Entries from a page text dataset
---

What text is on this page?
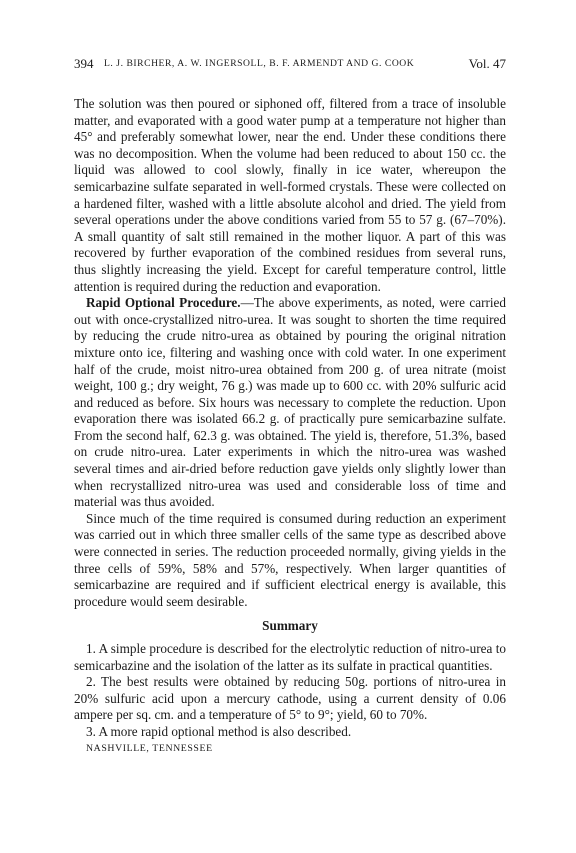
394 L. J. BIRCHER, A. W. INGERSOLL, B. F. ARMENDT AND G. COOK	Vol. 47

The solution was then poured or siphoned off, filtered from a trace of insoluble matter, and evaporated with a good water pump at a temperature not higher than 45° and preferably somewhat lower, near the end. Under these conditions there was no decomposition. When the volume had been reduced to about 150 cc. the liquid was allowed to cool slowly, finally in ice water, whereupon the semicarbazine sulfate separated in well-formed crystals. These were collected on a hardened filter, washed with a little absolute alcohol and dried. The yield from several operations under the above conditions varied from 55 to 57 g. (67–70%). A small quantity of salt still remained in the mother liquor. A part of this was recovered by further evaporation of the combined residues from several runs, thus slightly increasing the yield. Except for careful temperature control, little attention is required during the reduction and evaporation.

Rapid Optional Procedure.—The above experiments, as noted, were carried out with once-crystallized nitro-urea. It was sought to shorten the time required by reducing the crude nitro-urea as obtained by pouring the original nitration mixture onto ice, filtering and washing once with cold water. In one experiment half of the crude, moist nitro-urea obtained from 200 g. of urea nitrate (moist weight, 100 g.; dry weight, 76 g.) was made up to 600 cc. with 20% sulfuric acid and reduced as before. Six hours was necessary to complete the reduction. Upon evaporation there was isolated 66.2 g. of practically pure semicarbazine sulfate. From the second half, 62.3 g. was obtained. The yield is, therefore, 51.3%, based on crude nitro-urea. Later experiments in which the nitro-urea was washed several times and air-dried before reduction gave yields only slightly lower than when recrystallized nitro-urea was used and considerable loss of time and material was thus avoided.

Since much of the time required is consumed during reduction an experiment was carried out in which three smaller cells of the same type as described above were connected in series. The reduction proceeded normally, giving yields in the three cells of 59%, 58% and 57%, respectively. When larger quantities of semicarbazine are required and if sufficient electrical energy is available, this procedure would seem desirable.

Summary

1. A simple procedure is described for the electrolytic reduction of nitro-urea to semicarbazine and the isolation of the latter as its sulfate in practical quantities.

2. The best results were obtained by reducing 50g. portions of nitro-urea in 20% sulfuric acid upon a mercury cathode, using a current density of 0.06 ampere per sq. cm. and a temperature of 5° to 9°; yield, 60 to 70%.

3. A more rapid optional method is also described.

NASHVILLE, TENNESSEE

---

Work required: Copy out the data verbatim, excluding the pictures.

Problem solution:
What text is on this page?
394 L. J. BIRCHER, A. W. INGERSOLL, B. F. ARMENDT AND G. COOK	Vol. 47

The solution was then poured or siphoned off, filtered from a trace of insoluble matter, and evaporated with a good water pump at a temperature not higher than 45° and preferably somewhat lower, near the end. Under these conditions there was no decomposition. When the volume had been reduced to about 150 cc. the liquid was allowed to cool slowly, finally in ice water, whereupon the semicarbazine sulfate separated in well-formed crystals. These were collected on a hardened filter, washed with a little absolute alcohol and dried. The yield from several operations under the above conditions varied from 55 to 57 g. (67–70%). A small quantity of salt still remained in the mother liquor. A part of this was recovered by further evaporation of the combined residues from several runs, thus slightly increasing the yield. Except for careful temperature control, little attention is required during the reduction and evaporation.

Rapid Optional Procedure.—The above experiments, as noted, were carried out with once-crystallized nitro-urea. It was sought to shorten the time required by reducing the crude nitro-urea as obtained by pouring the original nitration mixture onto ice, filtering and washing once with cold water. In one experiment half of the crude, moist nitro-urea obtained from 200 g. of urea nitrate (moist weight, 100 g.; dry weight, 76 g.) was made up to 600 cc. with 20% sulfuric acid and reduced as before. Six hours was necessary to complete the reduction. Upon evaporation there was isolated 66.2 g. of practically pure semicarbazine sulfate. From the second half, 62.3 g. was obtained. The yield is, therefore, 51.3%, based on crude nitro-urea. Later experiments in which the nitro-urea was washed several times and air-dried before reduction gave yields only slightly lower than when recrystallized nitro-urea was used and considerable loss of time and material was thus avoided.

Since much of the time required is consumed during reduction an experiment was carried out in which three smaller cells of the same type as described above were connected in series. The reduction proceeded normally, giving yields in the three cells of 59%, 58% and 57%, respectively. When larger quantities of semicarbazine are required and if sufficient electrical energy is available, this procedure would seem desirable.

Summary

1. A simple procedure is described for the electrolytic reduction of nitro-urea to semicarbazine and the isolation of the latter as its sulfate in practical quantities.

2. The best results were obtained by reducing 50g. portions of nitro-urea in 20% sulfuric acid upon a mercury cathode, using a current density of 0.06 ampere per sq. cm. and a temperature of 5° to 9°; yield, 60 to 70%.

3. A more rapid optional method is also described.

NASHVILLE, TENNESSEE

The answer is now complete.